- _Exercise aim_: For each line that holds "rule", copy the line out.

_ _ _ _ _ _ _

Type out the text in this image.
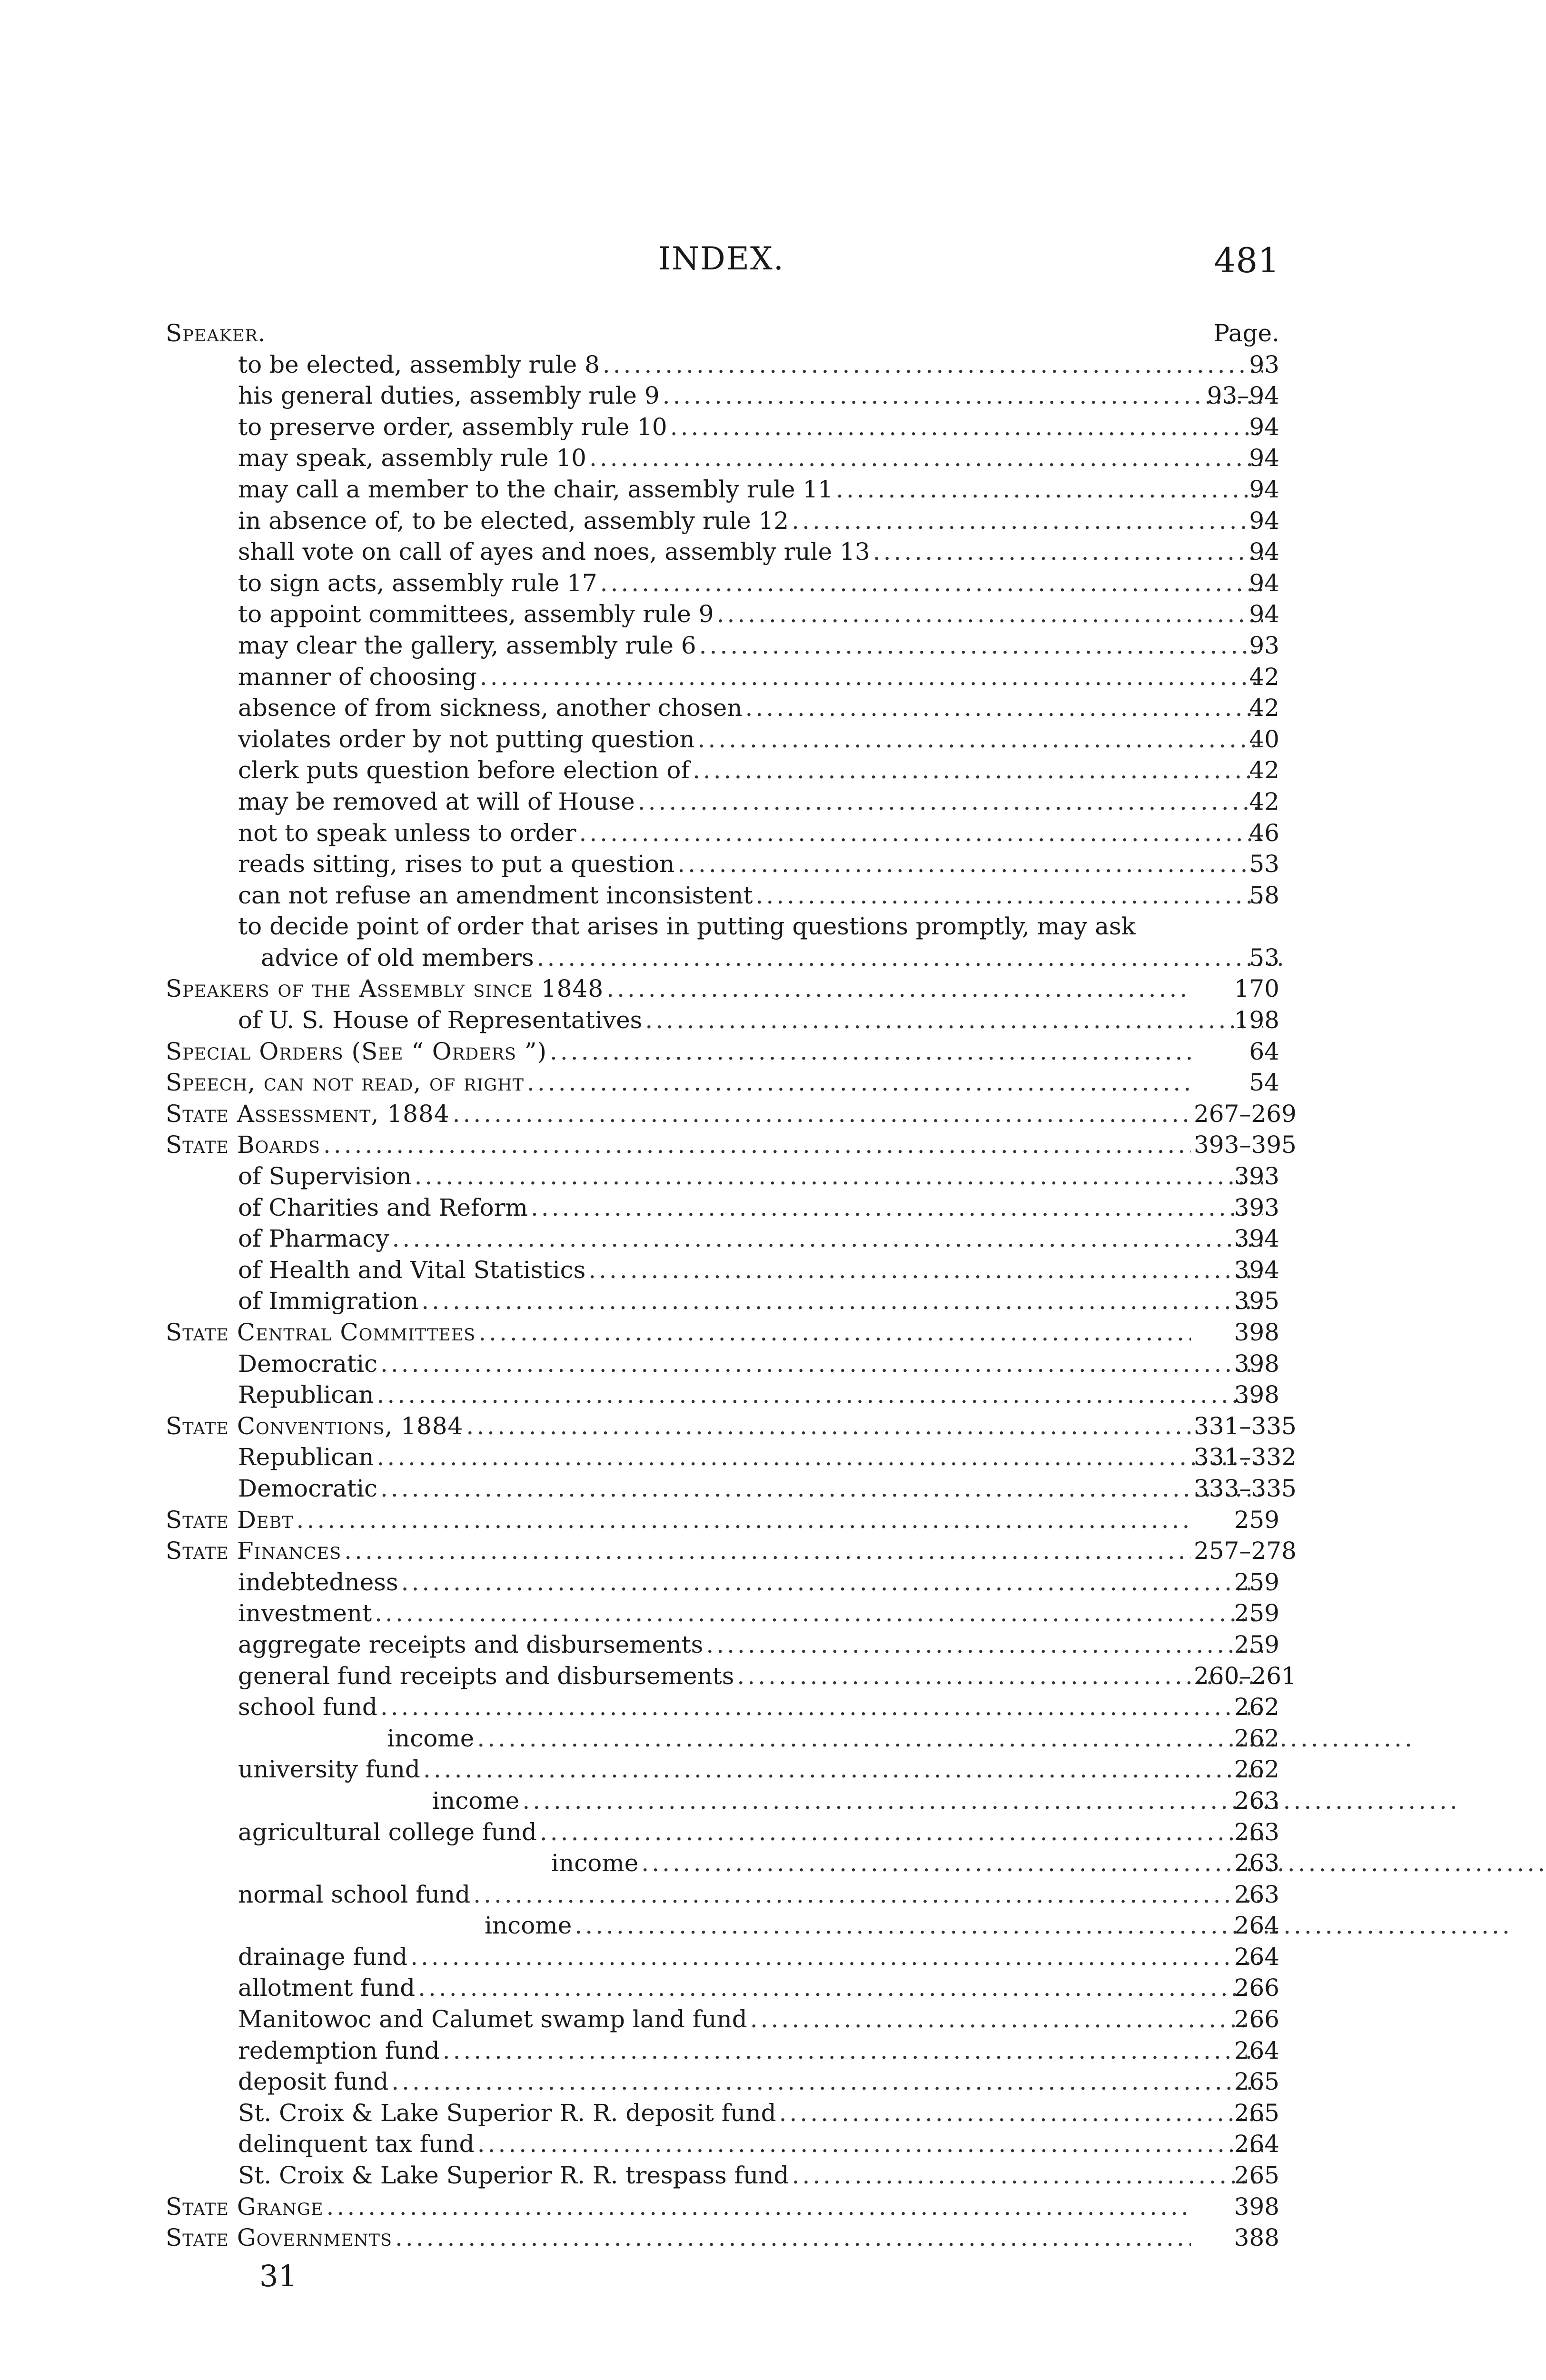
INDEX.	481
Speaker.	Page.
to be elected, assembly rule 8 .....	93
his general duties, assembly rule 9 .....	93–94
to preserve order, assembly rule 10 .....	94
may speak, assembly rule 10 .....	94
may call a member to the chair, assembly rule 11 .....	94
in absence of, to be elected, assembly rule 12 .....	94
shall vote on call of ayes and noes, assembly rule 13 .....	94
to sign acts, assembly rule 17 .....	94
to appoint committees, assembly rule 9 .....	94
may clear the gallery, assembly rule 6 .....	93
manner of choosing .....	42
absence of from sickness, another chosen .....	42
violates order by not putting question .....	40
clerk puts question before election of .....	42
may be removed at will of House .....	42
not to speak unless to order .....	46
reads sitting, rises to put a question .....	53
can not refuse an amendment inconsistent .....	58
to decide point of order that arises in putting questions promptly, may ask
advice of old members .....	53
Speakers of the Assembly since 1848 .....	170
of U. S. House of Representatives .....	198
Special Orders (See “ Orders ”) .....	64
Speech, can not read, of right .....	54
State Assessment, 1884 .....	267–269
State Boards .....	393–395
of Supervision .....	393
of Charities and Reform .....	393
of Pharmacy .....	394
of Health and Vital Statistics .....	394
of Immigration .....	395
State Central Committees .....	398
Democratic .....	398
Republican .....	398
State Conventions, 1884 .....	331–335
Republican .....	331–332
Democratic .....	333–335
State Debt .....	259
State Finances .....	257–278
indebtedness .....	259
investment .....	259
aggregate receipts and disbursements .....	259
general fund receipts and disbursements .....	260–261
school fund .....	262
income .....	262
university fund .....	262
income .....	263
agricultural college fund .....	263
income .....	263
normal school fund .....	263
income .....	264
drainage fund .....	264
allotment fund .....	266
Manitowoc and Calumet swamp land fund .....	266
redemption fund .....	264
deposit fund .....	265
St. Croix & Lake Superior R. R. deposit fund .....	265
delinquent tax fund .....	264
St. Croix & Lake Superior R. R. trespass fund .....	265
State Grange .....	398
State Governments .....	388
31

_ _ _ _ _ _ _

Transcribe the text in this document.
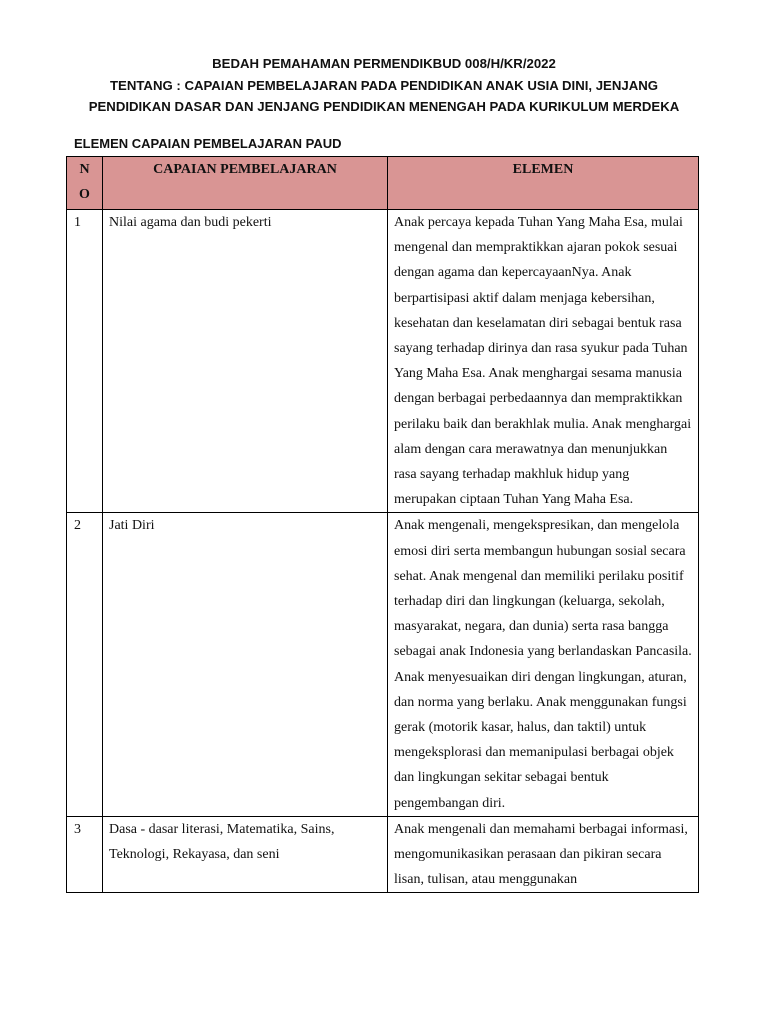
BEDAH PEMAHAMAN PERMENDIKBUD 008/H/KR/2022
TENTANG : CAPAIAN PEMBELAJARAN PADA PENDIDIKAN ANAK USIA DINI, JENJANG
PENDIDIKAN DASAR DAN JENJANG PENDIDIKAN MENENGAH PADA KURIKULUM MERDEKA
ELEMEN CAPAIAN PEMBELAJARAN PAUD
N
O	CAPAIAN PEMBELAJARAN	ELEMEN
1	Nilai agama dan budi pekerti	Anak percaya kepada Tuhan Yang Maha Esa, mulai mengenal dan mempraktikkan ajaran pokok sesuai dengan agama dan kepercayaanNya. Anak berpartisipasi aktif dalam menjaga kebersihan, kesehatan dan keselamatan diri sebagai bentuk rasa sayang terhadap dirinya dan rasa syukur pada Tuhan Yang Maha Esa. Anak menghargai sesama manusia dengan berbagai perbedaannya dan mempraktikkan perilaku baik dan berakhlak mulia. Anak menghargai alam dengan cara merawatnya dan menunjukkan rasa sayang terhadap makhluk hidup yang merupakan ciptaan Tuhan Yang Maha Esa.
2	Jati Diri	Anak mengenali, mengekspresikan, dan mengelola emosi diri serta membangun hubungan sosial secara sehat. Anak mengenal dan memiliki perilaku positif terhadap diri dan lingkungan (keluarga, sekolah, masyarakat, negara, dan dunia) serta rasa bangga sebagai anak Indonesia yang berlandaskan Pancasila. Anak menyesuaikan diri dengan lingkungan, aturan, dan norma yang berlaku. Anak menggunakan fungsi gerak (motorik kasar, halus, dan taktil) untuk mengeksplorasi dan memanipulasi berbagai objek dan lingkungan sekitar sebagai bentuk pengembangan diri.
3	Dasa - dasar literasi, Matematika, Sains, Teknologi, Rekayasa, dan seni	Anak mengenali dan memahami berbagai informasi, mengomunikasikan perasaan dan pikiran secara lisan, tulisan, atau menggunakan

_ _ _ _ _ _ _

- _Output_:
to be elected, assembly rule 8 .....	93
his general duties, assembly rule 9 .....	93–94
to preserve order, assembly rule 10 .....	94
may speak, assembly rule 10 .....	94
may call a member to the chair, assembly rule 11 .....	94
in absence of, to be elected, assembly rule 12 .....	94
shall vote on call of ayes and noes, assembly rule 13 .....	94
to sign acts, assembly rule 17 .....	94
to appoint committees, assembly rule 9 .....	94
may clear the gallery, assembly rule 6 .....	93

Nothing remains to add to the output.